Records for the exercise
------------------------------------

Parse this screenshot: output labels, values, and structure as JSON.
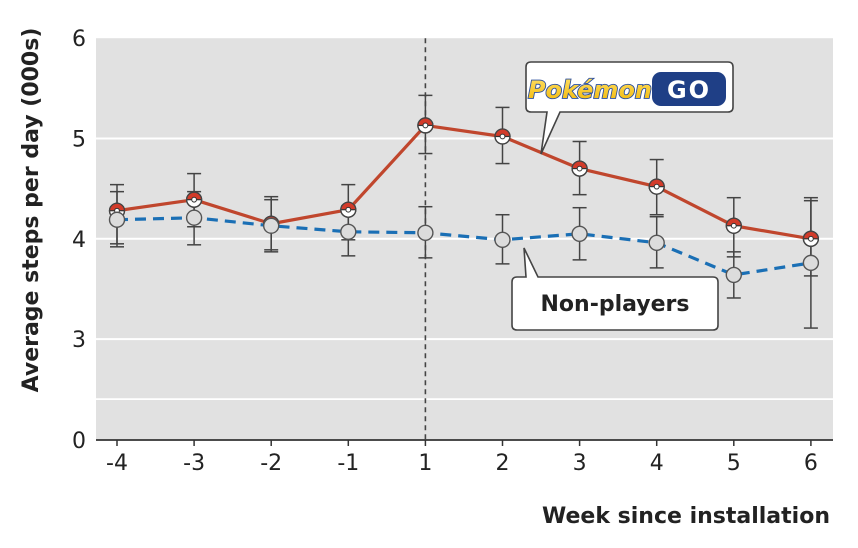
{
  "chart_data": {
    "type": "line",
    "xlabel": "Week since installation",
    "ylabel": "Average steps per day (000s)",
    "categories": [
      "-4",
      "-3",
      "-2",
      "-1",
      "1",
      "2",
      "3",
      "4",
      "5",
      "6"
    ],
    "y_ticks": [
      "0",
      "3",
      "4",
      "5",
      "6"
    ],
    "ylim": [
      0,
      6
    ],
    "axis_break": [
      0,
      2.6
    ],
    "reference_line": {
      "x": "1",
      "style": "dashed"
    },
    "series": [
      {
        "name": "Pokémon GO players",
        "color": "#c0462d",
        "line_style": "solid",
        "values": [
          4.28,
          4.39,
          4.15,
          4.29,
          5.13,
          5.02,
          4.7,
          4.52,
          4.13,
          4.0
        ],
        "error_low": [
          3.95,
          4.12,
          3.89,
          3.99,
          4.85,
          4.75,
          4.44,
          4.24,
          3.82,
          3.63
        ],
        "error_high": [
          4.54,
          4.65,
          4.42,
          4.54,
          5.43,
          5.31,
          4.97,
          4.79,
          4.41,
          4.38
        ]
      },
      {
        "name": "Non-players",
        "color": "#1a6fb5",
        "line_style": "dashed",
        "values": [
          4.19,
          4.21,
          4.13,
          4.07,
          4.06,
          3.99,
          4.05,
          3.96,
          3.64,
          3.76
        ],
        "error_low": [
          3.92,
          3.94,
          3.87,
          3.83,
          3.81,
          3.75,
          3.79,
          3.71,
          3.41,
          3.11
        ],
        "error_high": [
          4.47,
          4.47,
          4.39,
          4.33,
          4.32,
          4.24,
          4.31,
          4.22,
          3.87,
          4.41
        ]
      }
    ],
    "annotations": {
      "logo": {
        "word1": "Pokémon",
        "word2": "GO",
        "points_to": "Pokémon GO players"
      },
      "label": {
        "text": "Non-players",
        "points_to": "Non-players"
      }
    }
  }
}
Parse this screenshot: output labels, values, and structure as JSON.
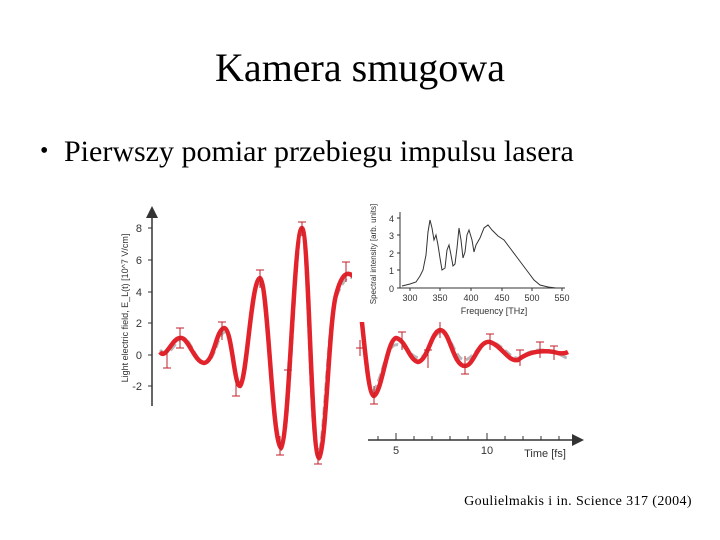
{
  "slide": {
    "title": "Kamera smugowa",
    "bullets": [
      {
        "marker": "•",
        "text": "Pierwszy pomiar przebiegu impulsu lasera"
      }
    ],
    "citation": "Goulielmakis i in. Science 317 (2004)"
  },
  "figure": {
    "main_plot": {
      "ylabel": "Light electric field, E_L(t) [10^7 V/cm]",
      "y_ticks": [
        "8",
        "6",
        "4",
        "2",
        "0",
        "-2"
      ],
      "x_ticks": [
        "5",
        "10"
      ],
      "xlabel": "Time [fs]",
      "line_color": "#e2232b",
      "fit_color": "#b8b8b8"
    },
    "inset": {
      "ylabel": "Spectral intensity [arb. units]",
      "y_ticks": [
        "4",
        "3",
        "2",
        "1",
        "0"
      ],
      "x_ticks": [
        "300",
        "350",
        "400",
        "450",
        "500",
        "550"
      ],
      "xlabel": "Frequency [THz]"
    }
  }
}
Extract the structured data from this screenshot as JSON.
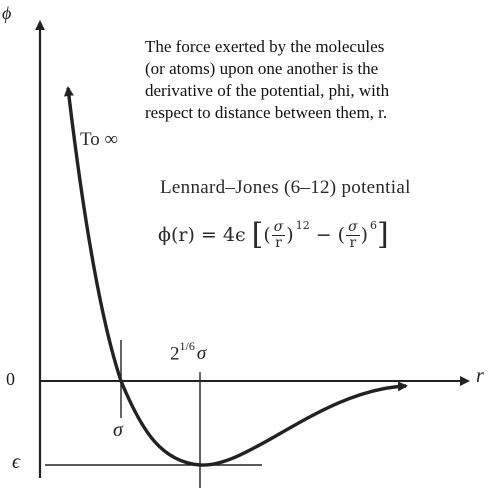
{
  "note": "The force exerted by the molecules\n(or atoms) upon one another is the\nderivative of the potential, phi, with\nrespect to distance between them, r.",
  "labels": {
    "phi_axis": "ϕ",
    "r_axis": "r",
    "zero": "0",
    "epsilon": "ϵ",
    "sigma": "σ",
    "min_base": "2",
    "min_exp": "1/6",
    "min_sigma": "σ",
    "to_infinity": "To ∞"
  },
  "title": "Lennard–Jones (6–12) potential",
  "formula": {
    "lhs": "ϕ(r) = 4ϵ",
    "bracket_open": "[",
    "bracket_close": "]",
    "paren_open": "(",
    "paren_close": ")",
    "minus": "−",
    "frac_num": "σ",
    "frac_den": "r",
    "exp1": "12",
    "exp2": "6"
  },
  "colors": {
    "ink": "#222222",
    "background": "#ffffff"
  }
}
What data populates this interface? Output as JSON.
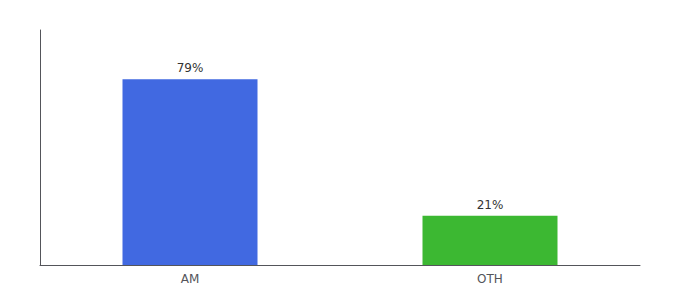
{
  "chart_data": {
    "type": "bar",
    "categories": [
      "AM",
      "OTH"
    ],
    "values": [
      79,
      21
    ],
    "value_labels": [
      "79%",
      "21%"
    ],
    "colors": [
      "#4169e1",
      "#3cb832"
    ],
    "ylim": [
      0,
      100
    ],
    "data_labels": true,
    "tick_labels": "x",
    "grid": false
  }
}
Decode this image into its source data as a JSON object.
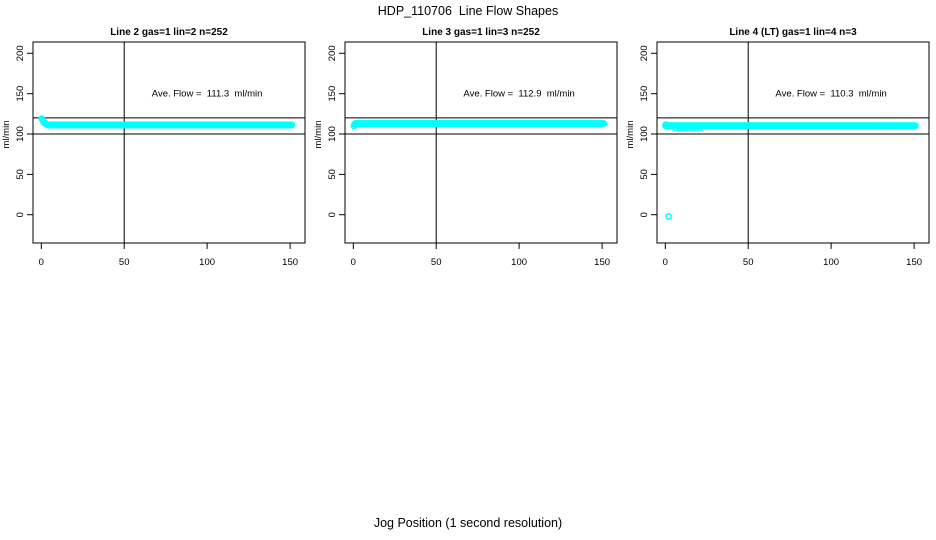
{
  "figure": {
    "title": "HDP_110706  Line Flow Shapes",
    "xlabel": "Jog Position (1 second resolution)",
    "background_color": "#FFFFFF",
    "axis_color": "#000000"
  },
  "chart_data": [
    {
      "type": "scatter",
      "title": "Line 2 gas=1 lin=2 n=252",
      "n": 252,
      "ylabel": "ml/min",
      "ave_flow": 111.3,
      "ave_flow_label": "Ave. Flow =  111.3  ml/min",
      "annotation_xy": [
        100,
        150
      ],
      "x_ticks": [
        0,
        50,
        100,
        150
      ],
      "y_ticks": [
        0,
        50,
        100,
        150,
        200
      ],
      "xlim": [
        -5,
        159
      ],
      "ylim": [
        -35,
        214
      ],
      "grid": false,
      "ref_hlines": [
        100,
        120
      ],
      "ref_vlines": [
        50
      ],
      "marker_color": "#00FFFF",
      "band": {
        "x_start": 4,
        "x_end": 151,
        "y": 111.3
      },
      "lead_in_points": [
        [
          0.3,
          119
        ],
        [
          0.8,
          117.5
        ],
        [
          1.4,
          115.5
        ],
        [
          2.0,
          113.8
        ],
        [
          2.8,
          112.6
        ],
        [
          3.5,
          111.9
        ]
      ],
      "below_band_points": [],
      "outlier_points": []
    },
    {
      "type": "scatter",
      "title": "Line 3 gas=1 lin=3 n=252",
      "n": 252,
      "ylabel": "ml/min",
      "ave_flow": 112.9,
      "ave_flow_label": "Ave. Flow =  112.9  ml/min",
      "annotation_xy": [
        100,
        150
      ],
      "x_ticks": [
        0,
        50,
        100,
        150
      ],
      "y_ticks": [
        0,
        50,
        100,
        150,
        200
      ],
      "xlim": [
        -5,
        159
      ],
      "ylim": [
        -35,
        214
      ],
      "grid": false,
      "ref_hlines": [
        100,
        120
      ],
      "ref_vlines": [
        50
      ],
      "marker_color": "#00FFFF",
      "band": {
        "x_start": 1.4,
        "x_end": 151,
        "y": 112.9
      },
      "lead_in_points": [
        [
          0.4,
          110.2
        ],
        [
          0.9,
          112.0
        ]
      ],
      "below_band_points": [],
      "outlier_points": []
    },
    {
      "type": "scatter",
      "title": "Line 4 (LT) gas=1 lin=4 n=3",
      "n": 3,
      "ylabel": "ml/min",
      "ave_flow": 110.3,
      "ave_flow_label": "Ave. Flow =  110.3  ml/min",
      "annotation_xy": [
        100,
        150
      ],
      "x_ticks": [
        0,
        50,
        100,
        150
      ],
      "y_ticks": [
        0,
        50,
        100,
        150,
        200
      ],
      "xlim": [
        -5,
        159
      ],
      "ylim": [
        -35,
        214
      ],
      "grid": false,
      "ref_hlines": [
        100,
        120
      ],
      "ref_vlines": [
        50
      ],
      "marker_color": "#00FFFF",
      "band": {
        "x_start": 0.2,
        "x_end": 151,
        "y": 110.3
      },
      "lead_in_points": [
        [
          0.3,
          111.5
        ]
      ],
      "below_band_points": [
        [
          6,
          108
        ],
        [
          8.5,
          107.6
        ],
        [
          11,
          108
        ],
        [
          13.5,
          107.7
        ],
        [
          16,
          108
        ],
        [
          18.5,
          107.8
        ],
        [
          21,
          108.1
        ]
      ],
      "outlier_points": [
        [
          2,
          -2
        ]
      ]
    }
  ]
}
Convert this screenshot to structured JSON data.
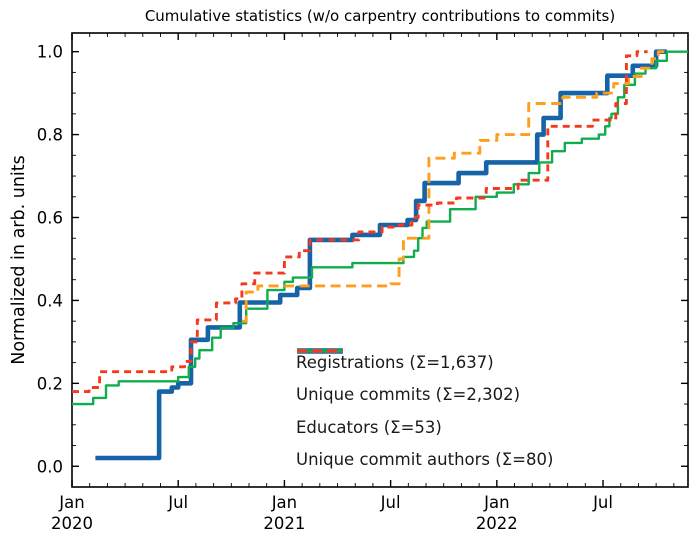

------------------------------------

What you need to do
Among these entries, how many lines include the string "structured"? Reply with the number by itself.

Answer for the task
2